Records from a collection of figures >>
════════════════
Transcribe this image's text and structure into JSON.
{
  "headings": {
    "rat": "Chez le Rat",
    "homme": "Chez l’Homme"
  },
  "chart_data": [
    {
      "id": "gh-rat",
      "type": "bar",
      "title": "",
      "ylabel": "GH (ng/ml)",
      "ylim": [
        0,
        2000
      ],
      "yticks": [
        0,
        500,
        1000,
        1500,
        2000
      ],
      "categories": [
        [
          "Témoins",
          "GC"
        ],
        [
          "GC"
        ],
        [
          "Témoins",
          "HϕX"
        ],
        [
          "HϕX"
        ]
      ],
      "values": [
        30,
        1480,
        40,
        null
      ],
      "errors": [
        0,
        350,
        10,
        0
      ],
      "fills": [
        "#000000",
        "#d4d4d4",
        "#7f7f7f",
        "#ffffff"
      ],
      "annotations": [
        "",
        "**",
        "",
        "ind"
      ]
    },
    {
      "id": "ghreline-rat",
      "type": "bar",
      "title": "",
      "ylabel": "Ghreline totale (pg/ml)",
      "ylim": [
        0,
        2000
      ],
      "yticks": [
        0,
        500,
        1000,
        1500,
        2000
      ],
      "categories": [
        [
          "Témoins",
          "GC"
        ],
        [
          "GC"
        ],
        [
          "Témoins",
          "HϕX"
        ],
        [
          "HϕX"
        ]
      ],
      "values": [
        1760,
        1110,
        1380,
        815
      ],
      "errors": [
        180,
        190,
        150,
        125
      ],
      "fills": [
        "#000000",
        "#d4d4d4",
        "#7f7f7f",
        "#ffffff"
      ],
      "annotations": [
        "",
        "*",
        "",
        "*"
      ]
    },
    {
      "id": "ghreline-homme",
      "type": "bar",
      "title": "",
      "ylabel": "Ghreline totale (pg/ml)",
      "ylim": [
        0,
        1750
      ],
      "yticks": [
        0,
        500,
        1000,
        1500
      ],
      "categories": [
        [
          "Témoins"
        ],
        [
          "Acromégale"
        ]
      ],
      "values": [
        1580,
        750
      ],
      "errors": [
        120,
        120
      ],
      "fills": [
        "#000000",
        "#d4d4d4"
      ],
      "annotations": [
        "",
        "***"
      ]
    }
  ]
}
════════════════
SET TASK >>
Exactly as shown, repeat every record.

OUTPUT BELOW >>
Transcribe this image's text and structure into JSON.
{
  "headings": {
    "rat": "Chez le Rat",
    "homme": "Chez l’Homme"
  },
  "chart_data": [
    {
      "id": "gh-rat",
      "type": "bar",
      "title": "",
      "ylabel": "GH (ng/ml)",
      "ylim": [
        0,
        2000
      ],
      "yticks": [
        0,
        500,
        1000,
        1500,
        2000
      ],
      "categories": [
        [
          "Témoins",
          "GC"
        ],
        [
          "GC"
        ],
        [
          "Témoins",
          "HϕX"
        ],
        [
          "HϕX"
        ]
      ],
      "values": [
        30,
        1480,
        40,
        null
      ],
      "errors": [
        0,
        350,
        10,
        0
      ],
      "fills": [
        "#000000",
        "#d4d4d4",
        "#7f7f7f",
        "#ffffff"
      ],
      "annotations": [
        "",
        "**",
        "",
        "ind"
      ]
    },
    {
      "id": "ghreline-rat",
      "type": "bar",
      "title": "",
      "ylabel": "Ghreline totale (pg/ml)",
      "ylim": [
        0,
        2000
      ],
      "yticks": [
        0,
        500,
        1000,
        1500,
        2000
      ],
      "categories": [
        [
          "Témoins",
          "GC"
        ],
        [
          "GC"
        ],
        [
          "Témoins",
          "HϕX"
        ],
        [
          "HϕX"
        ]
      ],
      "values": [
        1760,
        1110,
        1380,
        815
      ],
      "errors": [
        180,
        190,
        150,
        125
      ],
      "fills": [
        "#000000",
        "#d4d4d4",
        "#7f7f7f",
        "#ffffff"
      ],
      "annotations": [
        "",
        "*",
        "",
        "*"
      ]
    },
    {
      "id": "ghreline-homme",
      "type": "bar",
      "title": "",
      "ylabel": "Ghreline totale (pg/ml)",
      "ylim": [
        0,
        1750
      ],
      "yticks": [
        0,
        500,
        1000,
        1500
      ],
      "categories": [
        [
          "Témoins"
        ],
        [
          "Acromégale"
        ]
      ],
      "values": [
        1580,
        750
      ],
      "errors": [
        120,
        120
      ],
      "fills": [
        "#000000",
        "#d4d4d4"
      ],
      "annotations": [
        "",
        "***"
      ]
    }
  ]
}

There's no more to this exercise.